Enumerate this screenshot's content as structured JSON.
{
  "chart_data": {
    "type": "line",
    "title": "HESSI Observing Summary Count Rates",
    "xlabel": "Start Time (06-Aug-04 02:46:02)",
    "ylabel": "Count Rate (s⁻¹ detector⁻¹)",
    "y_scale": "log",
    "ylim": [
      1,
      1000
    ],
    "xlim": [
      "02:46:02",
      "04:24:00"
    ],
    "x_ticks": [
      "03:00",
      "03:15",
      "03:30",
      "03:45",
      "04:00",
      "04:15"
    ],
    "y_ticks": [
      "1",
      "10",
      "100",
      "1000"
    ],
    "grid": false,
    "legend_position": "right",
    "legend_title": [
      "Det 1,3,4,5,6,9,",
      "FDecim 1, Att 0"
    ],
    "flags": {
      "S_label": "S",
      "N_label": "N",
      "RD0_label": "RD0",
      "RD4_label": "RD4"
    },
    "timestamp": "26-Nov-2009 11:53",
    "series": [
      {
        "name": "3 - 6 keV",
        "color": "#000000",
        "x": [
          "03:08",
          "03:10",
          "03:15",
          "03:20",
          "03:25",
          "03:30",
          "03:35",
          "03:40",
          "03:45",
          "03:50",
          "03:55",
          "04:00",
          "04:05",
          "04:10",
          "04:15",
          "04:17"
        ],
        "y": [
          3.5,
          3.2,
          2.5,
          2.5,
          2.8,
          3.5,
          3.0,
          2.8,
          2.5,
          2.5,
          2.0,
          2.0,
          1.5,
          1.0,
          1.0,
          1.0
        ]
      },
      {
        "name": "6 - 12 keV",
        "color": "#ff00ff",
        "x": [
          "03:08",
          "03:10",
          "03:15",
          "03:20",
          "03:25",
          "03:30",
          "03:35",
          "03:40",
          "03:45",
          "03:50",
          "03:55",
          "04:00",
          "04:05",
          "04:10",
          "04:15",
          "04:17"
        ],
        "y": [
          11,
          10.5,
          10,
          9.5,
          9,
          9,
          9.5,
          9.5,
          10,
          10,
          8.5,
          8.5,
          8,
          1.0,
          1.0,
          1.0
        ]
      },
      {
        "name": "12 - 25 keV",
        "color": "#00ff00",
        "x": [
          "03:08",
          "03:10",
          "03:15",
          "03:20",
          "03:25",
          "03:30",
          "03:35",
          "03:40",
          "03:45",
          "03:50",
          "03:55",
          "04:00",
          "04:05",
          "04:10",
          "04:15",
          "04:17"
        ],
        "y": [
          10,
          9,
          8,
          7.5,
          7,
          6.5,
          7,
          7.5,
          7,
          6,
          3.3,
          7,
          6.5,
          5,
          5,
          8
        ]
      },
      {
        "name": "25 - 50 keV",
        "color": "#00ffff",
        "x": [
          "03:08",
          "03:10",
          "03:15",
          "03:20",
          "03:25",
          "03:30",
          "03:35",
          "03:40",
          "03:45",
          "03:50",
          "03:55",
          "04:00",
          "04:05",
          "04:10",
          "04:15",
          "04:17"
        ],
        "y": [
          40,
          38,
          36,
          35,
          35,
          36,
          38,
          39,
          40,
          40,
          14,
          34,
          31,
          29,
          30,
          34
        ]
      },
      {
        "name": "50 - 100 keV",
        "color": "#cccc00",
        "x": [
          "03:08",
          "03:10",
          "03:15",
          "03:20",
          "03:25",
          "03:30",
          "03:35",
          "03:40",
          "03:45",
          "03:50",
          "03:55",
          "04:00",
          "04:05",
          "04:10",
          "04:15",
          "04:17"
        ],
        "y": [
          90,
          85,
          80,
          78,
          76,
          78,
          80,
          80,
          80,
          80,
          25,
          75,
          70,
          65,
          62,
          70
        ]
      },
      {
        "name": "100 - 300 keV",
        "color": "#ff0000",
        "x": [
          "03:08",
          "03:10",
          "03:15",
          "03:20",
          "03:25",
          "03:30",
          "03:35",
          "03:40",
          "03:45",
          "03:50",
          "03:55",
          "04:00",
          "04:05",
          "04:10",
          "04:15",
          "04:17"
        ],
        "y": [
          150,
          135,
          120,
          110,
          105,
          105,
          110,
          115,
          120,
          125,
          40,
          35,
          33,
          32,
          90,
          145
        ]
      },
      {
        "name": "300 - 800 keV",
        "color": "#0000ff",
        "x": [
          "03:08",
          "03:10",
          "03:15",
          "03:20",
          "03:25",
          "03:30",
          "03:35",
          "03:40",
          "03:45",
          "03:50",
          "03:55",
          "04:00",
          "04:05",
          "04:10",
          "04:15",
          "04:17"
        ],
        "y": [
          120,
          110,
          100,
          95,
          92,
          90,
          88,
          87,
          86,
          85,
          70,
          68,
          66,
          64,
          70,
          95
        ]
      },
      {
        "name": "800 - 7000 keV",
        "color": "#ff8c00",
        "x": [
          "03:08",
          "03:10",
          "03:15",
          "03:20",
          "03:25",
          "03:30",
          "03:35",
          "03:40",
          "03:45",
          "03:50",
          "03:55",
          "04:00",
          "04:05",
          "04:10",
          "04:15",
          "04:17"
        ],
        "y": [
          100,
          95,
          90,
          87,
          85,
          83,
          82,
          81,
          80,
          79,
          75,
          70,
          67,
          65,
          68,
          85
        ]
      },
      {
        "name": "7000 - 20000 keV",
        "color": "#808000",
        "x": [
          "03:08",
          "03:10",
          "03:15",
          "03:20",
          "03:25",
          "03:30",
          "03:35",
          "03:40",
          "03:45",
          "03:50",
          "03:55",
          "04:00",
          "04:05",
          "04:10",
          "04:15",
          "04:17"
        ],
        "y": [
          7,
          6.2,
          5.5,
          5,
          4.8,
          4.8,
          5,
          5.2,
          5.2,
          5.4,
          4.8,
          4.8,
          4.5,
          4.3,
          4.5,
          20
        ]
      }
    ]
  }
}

━━━━━━━━

- SET TASK: Pull every line containing "Count" from the material above.

- SOLUTION BELOW:
    "title": "HESSI Observing Summary Count Rates",
    "ylabel": "Count Rate (s⁻¹ detector⁻¹)",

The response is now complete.